## Description of the task
Determine how many lines contain the string "band". Reply with that figure and nothing else.
━━━━━━
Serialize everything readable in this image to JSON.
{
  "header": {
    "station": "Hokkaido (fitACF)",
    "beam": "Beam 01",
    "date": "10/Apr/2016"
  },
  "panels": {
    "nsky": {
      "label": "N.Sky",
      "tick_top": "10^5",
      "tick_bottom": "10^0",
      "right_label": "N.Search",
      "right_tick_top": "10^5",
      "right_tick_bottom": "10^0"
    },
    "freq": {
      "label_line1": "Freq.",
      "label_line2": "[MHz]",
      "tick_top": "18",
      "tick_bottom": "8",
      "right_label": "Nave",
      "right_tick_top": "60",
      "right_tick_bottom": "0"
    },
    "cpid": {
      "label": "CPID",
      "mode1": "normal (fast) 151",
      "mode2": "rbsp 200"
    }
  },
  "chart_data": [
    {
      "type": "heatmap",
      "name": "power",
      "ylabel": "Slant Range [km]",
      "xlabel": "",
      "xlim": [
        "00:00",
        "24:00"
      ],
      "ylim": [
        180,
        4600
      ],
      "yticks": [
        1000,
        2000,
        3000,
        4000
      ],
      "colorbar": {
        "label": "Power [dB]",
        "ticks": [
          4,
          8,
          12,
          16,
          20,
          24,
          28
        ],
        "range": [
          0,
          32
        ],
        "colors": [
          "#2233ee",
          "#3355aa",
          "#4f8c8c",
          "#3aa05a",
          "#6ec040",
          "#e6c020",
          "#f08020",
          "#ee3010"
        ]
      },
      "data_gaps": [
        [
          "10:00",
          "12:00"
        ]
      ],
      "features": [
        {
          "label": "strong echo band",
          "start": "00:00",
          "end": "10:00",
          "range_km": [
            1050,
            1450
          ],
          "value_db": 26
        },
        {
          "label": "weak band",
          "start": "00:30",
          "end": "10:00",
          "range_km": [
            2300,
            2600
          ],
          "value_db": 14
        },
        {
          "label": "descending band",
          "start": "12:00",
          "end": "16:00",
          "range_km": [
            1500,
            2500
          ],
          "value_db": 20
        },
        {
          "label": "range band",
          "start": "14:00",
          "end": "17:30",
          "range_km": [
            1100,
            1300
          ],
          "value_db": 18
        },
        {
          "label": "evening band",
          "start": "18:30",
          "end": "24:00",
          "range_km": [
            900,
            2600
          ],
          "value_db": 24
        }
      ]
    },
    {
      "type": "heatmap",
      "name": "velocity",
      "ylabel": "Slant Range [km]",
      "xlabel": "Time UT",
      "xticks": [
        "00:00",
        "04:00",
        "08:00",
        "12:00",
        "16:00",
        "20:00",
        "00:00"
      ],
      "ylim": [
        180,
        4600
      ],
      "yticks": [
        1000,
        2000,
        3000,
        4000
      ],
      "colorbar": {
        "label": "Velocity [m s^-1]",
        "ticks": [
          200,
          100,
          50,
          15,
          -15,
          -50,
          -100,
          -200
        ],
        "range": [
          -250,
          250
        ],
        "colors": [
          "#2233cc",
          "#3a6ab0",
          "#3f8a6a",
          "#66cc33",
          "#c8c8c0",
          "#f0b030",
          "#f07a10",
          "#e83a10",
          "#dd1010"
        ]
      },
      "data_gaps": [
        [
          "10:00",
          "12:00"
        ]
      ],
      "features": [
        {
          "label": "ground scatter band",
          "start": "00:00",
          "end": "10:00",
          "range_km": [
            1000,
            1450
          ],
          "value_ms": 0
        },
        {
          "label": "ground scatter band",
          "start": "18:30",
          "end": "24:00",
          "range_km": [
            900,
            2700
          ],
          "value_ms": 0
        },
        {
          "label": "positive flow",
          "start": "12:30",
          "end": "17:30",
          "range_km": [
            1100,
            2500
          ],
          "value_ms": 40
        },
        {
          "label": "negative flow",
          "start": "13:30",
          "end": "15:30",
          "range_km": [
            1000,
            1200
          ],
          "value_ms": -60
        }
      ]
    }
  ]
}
━━━━━━
## Response to this exercise
7